═══ Supplied passage ═══
I want to design a TCP server which listens for x clients. X is small, say around 10 and its fixed. Clients may connect at any time. Once the connection is established (accept() successful) I spawn a thread for each client and handle them.
In this handle() function I want to send commands to client and receive the data accordingly.
Problem:
Once a command has been sent from the server the client responds by sending data continuously. How do I send a command back to the client to stop it? As with the current code I'm in a loop receiving data from the client.
I don't know how to send the command from server thread while receive is in progress, like should I need to have another thread (to send cmds) once the connection is established?
How to continuously receive data from clients and also send commands at the same time? Sending commands to each client based on user inputs. (Say user wants client1 to start sending data, then I have to send START to client1. And user wants to stop the client1 from sending, so I need to send STOP to client1 And if user wants data3 cmd to be sent to client 4 then send command DATA3 to client4 etc. How do identify the client in this case? Basically forming a small protocol**
The below code is working where I can listen on socket and client connects and sends data. I'm not sure of how to send user inputted commands to the right client (say client4) and also receive at same time.
If you want to really continously stream data and in parallel want to exchange commands you won't get around an addtional connection to establish the command channel. The alternativ would be some kind of multiplexing. Stream a chunk of data, check for commands, stream the next chunk, check for commands again ... - complicated and error prone as the stream is continously interupted ...
The stone old ftp protocol does something similar: http://en.wikipedia.org/wiki/Ftp and https://www.rfc-editor.org/rfc/rfc959 (see ascii art in chapter 2.3)
Presuming you want to have another thread initiate the request to send a command, you can accomplish what you want using standard asynchronous i/o, adding in another channel - a pipe - to receive commands from the other thread. Pseudocode:
Master thread:
while(1) {
newsocket = accept(listen socket)
pipefds = pipe()
new thread(Receiver, newsocket, pipefds.read)
}
Receiver thread:
while(1) {
readfds = [ pipefds.read, newsocket ]
poll( readfds ) // wait for there to be data on one of the fds
if (data ready on newsocket) {
read (newsocket)
process data
}
if (data ready on pipefds.read) {
read (pipefds.read)
send command
}
}
Commander thread:
write (pipefds.write, command)
The select in the main Receiver loop will wake up whenever there is data to read on the socket, OR if another thread has sent a command that needs to be sent to the remote connection.
Key syscalls to look up info on are poll (or select), and pipe.
WOO HOO! You've decided to dive into a pretty hairy subject, my friend.
Let me first rephrase your problem: your program can only wait for one thing at a time. If it's waiting on receive, it can't be waiting on send. So you just can't send and receive at the same time.
This is solved by multiplexing: waiting on multiple things.
═══ Stored data ═══
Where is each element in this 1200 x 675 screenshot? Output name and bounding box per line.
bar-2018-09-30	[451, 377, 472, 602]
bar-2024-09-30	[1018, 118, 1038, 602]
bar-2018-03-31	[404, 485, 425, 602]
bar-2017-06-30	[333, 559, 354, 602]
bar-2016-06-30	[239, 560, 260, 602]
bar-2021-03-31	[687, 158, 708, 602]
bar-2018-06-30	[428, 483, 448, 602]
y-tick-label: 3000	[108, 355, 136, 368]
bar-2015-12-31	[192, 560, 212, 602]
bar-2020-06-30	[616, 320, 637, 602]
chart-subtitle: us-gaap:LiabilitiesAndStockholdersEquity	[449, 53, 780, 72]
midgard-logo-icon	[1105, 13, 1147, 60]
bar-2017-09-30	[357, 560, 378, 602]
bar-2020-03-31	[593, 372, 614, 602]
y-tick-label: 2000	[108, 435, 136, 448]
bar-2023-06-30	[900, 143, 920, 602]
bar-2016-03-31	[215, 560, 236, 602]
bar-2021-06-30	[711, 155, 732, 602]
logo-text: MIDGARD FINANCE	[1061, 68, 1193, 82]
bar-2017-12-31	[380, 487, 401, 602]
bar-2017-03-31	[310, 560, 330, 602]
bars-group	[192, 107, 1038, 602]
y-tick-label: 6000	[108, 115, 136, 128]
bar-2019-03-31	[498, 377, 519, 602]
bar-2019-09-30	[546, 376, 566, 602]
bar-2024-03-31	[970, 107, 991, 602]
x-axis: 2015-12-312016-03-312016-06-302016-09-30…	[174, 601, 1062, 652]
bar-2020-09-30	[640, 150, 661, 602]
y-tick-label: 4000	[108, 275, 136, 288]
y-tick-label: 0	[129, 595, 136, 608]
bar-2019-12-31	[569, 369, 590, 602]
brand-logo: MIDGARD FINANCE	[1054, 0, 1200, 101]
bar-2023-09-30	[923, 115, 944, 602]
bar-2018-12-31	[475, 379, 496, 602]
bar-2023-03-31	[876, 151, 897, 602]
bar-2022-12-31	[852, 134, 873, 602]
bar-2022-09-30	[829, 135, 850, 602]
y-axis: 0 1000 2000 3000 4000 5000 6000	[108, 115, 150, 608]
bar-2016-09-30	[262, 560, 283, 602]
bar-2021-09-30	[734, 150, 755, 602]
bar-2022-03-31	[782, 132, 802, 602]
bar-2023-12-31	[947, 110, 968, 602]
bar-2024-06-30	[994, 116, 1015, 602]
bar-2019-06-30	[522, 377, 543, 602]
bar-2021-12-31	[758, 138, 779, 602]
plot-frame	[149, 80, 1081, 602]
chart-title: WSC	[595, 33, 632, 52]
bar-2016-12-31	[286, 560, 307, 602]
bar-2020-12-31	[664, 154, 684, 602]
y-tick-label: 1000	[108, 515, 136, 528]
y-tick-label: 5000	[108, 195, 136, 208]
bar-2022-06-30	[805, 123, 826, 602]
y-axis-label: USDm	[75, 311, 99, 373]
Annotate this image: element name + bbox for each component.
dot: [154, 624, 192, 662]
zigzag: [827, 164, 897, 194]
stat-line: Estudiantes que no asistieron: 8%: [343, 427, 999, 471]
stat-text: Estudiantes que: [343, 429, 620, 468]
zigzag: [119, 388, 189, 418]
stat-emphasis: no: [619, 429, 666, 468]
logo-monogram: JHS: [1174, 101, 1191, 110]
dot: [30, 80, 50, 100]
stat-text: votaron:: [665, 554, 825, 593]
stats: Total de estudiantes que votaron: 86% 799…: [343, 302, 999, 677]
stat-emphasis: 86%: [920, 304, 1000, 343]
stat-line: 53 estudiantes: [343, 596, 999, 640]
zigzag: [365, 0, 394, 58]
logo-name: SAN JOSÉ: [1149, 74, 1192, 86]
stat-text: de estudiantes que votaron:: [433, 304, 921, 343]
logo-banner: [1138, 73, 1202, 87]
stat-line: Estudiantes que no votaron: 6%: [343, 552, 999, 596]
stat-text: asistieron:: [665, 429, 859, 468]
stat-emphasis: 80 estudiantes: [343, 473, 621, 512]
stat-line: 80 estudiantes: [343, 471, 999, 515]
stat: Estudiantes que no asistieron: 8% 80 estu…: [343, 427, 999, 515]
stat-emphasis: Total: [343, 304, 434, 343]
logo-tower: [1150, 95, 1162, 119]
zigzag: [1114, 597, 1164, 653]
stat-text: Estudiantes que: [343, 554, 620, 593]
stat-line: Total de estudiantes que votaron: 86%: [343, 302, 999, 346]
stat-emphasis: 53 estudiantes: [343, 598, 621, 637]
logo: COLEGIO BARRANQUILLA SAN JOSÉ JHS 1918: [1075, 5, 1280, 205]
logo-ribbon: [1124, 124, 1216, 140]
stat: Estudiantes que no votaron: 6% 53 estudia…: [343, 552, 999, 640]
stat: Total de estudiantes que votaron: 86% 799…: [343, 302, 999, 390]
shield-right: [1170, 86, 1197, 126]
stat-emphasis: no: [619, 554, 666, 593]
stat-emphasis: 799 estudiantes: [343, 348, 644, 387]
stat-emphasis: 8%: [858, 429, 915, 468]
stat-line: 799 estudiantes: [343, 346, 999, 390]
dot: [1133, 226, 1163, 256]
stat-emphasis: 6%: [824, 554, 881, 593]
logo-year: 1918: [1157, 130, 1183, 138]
═══
■ **Set tasks**
**1.** According to the TCP server passage, which key system calls should the reader look up?
**2.** Copy out the records from their first line through the line containing "150, 661, 602]", including both of these lines.

■ **Per-task answers**
**1.** Poll (or select) and pipe.

**2.**
Where is each element in this 1200 x 675 screenshot? Output name and bounding box per line.
bar-2018-09-30	[451, 377, 472, 602]
bar-2024-09-30	[1018, 118, 1038, 602]
bar-2018-03-31	[404, 485, 425, 602]
bar-2017-06-30	[333, 559, 354, 602]
bar-2016-06-30	[239, 560, 260, 602]
bar-2021-03-31	[687, 158, 708, 602]
bar-2018-06-30	[428, 483, 448, 602]
y-tick-label: 3000	[108, 355, 136, 368]
bar-2015-12-31	[192, 560, 212, 602]
bar-2020-06-30	[616, 320, 637, 602]
chart-subtitle: us-gaap:LiabilitiesAndStockholdersEquity	[449, 53, 780, 72]
midgard-logo-icon	[1105, 13, 1147, 60]
bar-2017-09-30	[357, 560, 378, 602]
bar-2020-03-31	[593, 372, 614, 602]
y-tick-label: 2000	[108, 435, 136, 448]
bar-2023-06-30	[900, 143, 920, 602]
bar-2016-03-31	[215, 560, 236, 602]
bar-2021-06-30	[711, 155, 732, 602]
logo-text: MIDGARD FINANCE	[1061, 68, 1193, 82]
bar-2017-12-31	[380, 487, 401, 602]
bar-2017-03-31	[310, 560, 330, 602]
bars-group	[192, 107, 1038, 602]
y-tick-label: 6000	[108, 115, 136, 128]
bar-2019-03-31	[498, 377, 519, 602]
bar-2019-09-30	[546, 376, 566, 602]
bar-2024-03-31	[970, 107, 991, 602]
x-axis: 2015-12-312016-03-312016-06-302016-09-30…	[174, 601, 1062, 652]
bar-2020-09-30	[640, 150, 661, 602]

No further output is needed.